>> Begin Data listing

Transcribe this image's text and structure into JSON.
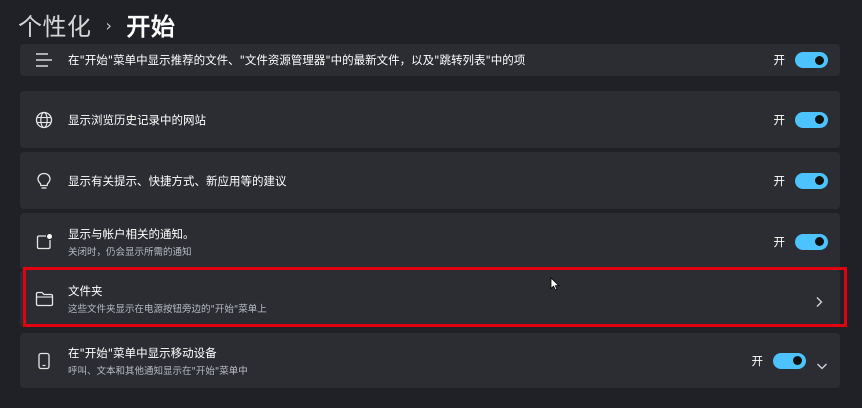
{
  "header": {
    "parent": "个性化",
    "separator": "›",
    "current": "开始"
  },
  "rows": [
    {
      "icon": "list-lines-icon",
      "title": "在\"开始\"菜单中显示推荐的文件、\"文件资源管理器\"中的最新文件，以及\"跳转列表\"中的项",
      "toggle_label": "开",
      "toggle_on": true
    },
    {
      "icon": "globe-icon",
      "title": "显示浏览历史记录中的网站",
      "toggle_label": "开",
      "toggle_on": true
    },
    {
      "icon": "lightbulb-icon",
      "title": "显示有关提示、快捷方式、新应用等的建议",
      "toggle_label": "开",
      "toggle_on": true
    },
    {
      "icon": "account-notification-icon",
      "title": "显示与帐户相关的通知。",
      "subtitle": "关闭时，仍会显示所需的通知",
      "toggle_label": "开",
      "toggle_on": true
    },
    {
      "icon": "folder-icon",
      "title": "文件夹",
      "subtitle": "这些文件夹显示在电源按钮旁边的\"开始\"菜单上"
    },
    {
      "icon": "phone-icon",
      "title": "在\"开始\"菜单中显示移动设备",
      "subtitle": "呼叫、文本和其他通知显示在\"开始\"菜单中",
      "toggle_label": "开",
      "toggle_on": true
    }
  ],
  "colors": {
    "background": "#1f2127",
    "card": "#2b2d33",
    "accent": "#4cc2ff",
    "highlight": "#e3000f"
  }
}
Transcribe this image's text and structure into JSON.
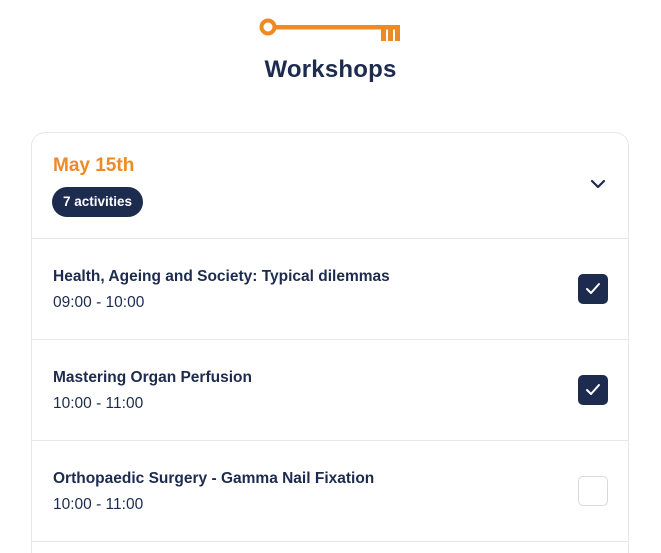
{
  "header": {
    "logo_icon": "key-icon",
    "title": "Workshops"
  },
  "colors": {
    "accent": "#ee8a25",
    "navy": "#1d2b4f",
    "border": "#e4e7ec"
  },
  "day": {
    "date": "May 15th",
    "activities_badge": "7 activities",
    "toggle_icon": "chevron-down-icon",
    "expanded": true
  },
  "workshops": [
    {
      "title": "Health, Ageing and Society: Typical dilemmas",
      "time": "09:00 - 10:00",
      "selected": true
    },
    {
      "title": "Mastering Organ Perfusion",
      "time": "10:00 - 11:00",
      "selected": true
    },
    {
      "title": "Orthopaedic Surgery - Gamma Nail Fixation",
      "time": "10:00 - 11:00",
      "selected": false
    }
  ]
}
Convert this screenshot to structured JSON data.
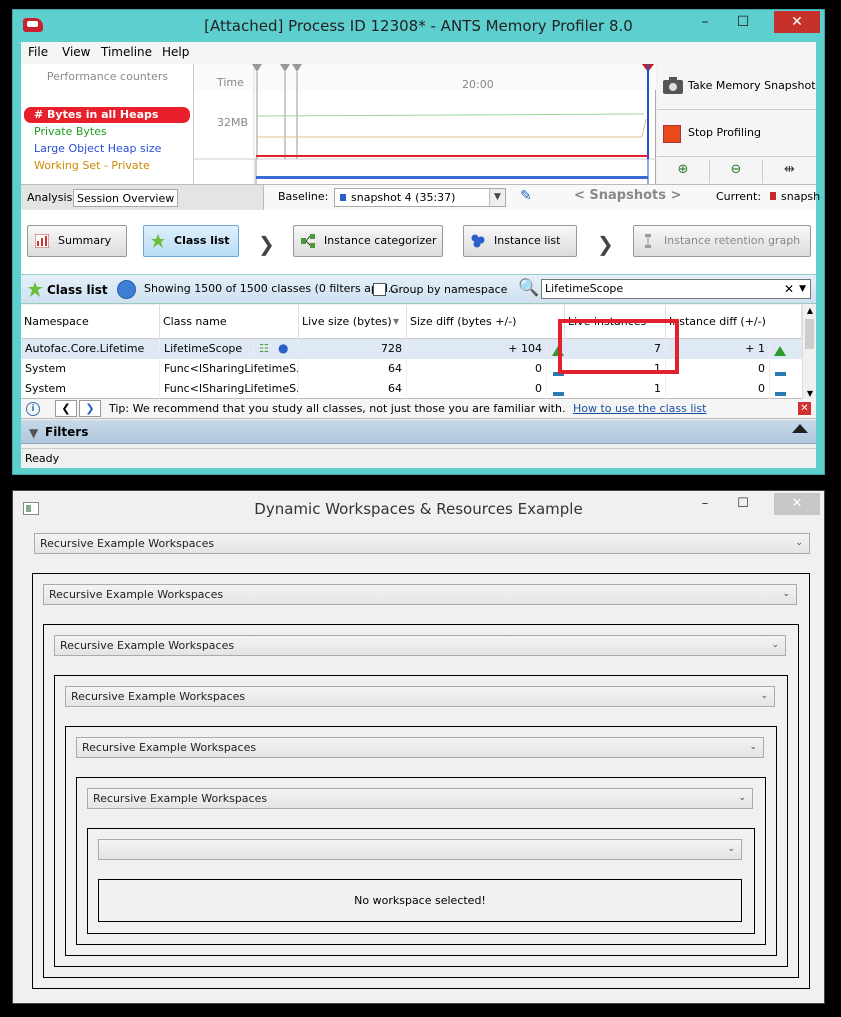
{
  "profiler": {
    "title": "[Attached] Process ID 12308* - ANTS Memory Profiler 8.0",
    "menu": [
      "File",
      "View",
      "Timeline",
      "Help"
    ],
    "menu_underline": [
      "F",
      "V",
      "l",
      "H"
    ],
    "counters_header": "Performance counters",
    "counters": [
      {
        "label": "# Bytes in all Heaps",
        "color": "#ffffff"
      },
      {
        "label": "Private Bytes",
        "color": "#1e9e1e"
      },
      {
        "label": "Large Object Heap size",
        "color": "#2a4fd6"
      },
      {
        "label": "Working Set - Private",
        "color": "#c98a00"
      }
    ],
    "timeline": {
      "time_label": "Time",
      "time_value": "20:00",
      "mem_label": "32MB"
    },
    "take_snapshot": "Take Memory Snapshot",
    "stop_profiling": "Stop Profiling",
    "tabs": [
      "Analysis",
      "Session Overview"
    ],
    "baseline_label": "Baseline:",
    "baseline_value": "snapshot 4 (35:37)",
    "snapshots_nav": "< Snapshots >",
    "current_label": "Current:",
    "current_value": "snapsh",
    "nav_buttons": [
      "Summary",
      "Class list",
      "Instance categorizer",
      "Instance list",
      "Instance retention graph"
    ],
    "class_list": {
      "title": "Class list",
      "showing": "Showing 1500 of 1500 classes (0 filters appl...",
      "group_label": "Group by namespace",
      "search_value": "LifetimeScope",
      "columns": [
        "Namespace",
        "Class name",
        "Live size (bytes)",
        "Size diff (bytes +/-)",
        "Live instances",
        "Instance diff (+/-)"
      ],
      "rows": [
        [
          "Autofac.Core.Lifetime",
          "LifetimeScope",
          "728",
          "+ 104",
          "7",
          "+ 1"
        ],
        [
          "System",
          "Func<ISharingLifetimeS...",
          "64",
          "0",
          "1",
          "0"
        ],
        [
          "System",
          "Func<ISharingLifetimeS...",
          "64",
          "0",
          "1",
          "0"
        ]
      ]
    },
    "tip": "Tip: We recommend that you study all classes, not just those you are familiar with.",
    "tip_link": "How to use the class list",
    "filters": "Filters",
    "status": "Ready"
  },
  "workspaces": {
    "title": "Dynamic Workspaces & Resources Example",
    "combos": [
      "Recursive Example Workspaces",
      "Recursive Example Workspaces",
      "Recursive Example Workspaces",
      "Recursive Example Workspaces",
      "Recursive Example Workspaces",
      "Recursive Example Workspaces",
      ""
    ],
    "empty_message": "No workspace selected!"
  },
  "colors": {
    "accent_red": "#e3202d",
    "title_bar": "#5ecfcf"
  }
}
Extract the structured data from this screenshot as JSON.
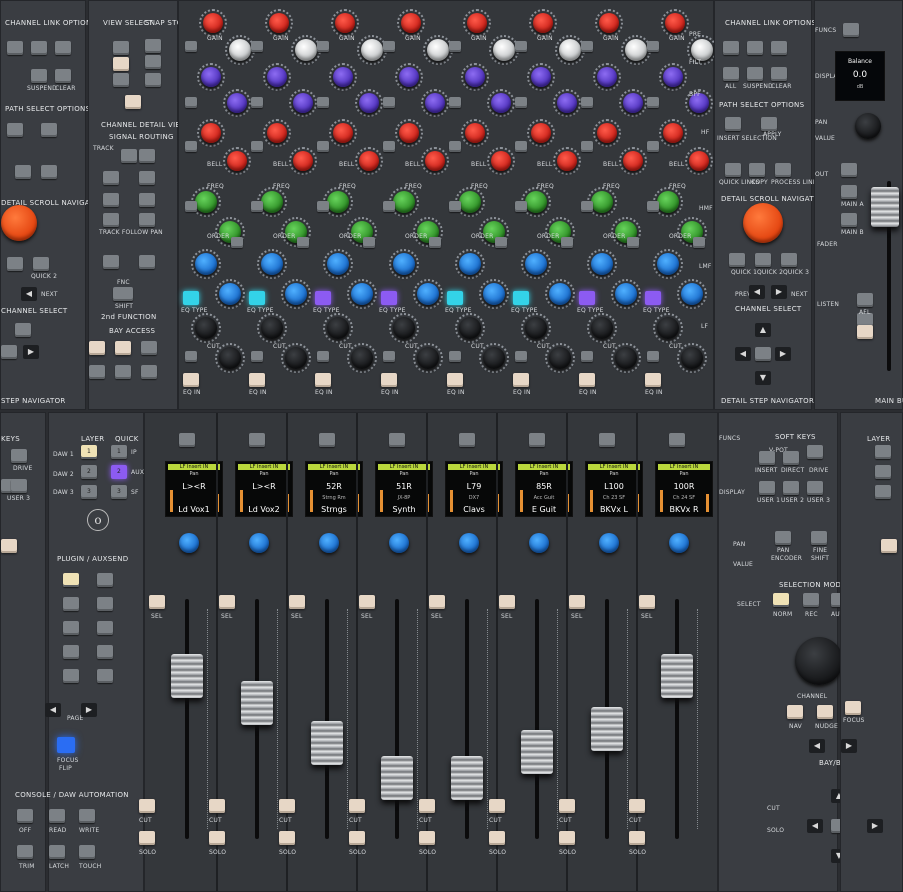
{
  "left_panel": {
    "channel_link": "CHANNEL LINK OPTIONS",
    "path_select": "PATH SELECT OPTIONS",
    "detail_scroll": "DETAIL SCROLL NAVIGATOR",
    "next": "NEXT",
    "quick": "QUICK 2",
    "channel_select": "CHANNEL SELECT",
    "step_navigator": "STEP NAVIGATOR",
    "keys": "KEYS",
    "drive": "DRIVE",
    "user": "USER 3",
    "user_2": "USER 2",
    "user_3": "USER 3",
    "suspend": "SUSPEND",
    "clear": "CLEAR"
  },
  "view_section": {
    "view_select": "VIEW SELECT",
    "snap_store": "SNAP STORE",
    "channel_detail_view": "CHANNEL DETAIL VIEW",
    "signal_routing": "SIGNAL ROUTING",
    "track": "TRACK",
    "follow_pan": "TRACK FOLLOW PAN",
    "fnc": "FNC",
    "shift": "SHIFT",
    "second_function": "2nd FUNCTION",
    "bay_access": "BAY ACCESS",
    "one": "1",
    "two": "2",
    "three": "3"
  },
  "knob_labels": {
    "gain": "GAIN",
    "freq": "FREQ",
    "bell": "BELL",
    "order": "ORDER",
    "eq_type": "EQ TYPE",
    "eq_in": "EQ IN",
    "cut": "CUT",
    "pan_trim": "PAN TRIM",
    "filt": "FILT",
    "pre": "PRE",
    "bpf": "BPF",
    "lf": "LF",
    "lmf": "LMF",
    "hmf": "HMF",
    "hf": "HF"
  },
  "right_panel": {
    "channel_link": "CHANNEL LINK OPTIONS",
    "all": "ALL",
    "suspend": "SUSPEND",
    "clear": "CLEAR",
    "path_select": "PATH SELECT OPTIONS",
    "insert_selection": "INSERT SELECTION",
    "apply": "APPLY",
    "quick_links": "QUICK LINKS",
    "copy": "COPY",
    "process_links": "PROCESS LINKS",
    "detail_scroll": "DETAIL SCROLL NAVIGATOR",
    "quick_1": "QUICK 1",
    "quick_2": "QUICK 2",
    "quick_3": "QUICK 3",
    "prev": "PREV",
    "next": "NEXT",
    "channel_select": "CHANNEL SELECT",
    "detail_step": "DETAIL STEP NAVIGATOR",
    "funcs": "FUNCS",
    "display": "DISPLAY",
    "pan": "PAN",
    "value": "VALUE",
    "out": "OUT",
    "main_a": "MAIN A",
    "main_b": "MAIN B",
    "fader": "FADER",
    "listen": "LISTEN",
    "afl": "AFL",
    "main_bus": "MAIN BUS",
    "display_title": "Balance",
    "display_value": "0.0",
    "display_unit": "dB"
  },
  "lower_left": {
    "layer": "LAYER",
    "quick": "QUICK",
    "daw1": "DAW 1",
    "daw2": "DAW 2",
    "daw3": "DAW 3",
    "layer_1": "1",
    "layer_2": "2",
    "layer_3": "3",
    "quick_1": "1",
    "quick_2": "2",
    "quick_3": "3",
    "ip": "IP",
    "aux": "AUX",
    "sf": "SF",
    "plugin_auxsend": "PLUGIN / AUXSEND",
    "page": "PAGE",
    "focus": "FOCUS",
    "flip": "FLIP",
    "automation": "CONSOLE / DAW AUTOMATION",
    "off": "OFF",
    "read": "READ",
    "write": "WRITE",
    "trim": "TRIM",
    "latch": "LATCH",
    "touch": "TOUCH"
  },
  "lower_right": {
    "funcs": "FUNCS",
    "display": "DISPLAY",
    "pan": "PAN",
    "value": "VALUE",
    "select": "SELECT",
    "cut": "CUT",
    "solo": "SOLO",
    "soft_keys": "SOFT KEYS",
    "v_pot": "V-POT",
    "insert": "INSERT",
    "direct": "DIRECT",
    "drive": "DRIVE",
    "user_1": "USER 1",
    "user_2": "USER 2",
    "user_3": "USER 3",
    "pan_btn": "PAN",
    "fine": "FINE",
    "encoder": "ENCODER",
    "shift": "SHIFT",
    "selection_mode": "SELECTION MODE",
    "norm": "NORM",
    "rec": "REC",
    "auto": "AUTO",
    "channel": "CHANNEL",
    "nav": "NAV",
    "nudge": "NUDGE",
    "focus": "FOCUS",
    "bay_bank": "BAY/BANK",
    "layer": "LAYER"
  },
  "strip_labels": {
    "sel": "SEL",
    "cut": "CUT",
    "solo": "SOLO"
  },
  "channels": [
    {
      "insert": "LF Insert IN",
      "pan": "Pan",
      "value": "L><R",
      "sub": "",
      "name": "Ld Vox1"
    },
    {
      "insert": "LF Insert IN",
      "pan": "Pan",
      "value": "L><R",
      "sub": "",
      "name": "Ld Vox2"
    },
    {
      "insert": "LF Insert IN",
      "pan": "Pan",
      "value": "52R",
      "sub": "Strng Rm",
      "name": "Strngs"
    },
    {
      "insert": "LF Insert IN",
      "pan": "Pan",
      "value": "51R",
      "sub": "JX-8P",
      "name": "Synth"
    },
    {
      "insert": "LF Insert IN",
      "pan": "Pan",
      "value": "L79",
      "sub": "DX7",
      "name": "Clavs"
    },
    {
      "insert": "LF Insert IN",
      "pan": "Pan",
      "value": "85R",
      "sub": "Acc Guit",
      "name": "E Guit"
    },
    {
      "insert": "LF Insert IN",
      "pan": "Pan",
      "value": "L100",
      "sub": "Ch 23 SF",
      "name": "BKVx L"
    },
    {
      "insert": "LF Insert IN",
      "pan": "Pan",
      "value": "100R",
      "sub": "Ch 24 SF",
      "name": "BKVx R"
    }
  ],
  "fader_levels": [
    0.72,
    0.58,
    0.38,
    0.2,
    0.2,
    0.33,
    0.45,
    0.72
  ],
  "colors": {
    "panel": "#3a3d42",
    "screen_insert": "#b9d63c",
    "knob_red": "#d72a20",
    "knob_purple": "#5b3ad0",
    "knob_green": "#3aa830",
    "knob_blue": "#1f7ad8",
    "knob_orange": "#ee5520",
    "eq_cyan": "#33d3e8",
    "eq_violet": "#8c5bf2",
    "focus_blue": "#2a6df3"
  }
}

>> End Data listing

Short exercise -> Check each line of the entries above, and show every one holding the word "Memory".

Result below ->
    "title": "[Attached] Process ID 12308* - ANTS Memory Profiler 8.0",
    "take_snapshot": "Take Memory Snapshot",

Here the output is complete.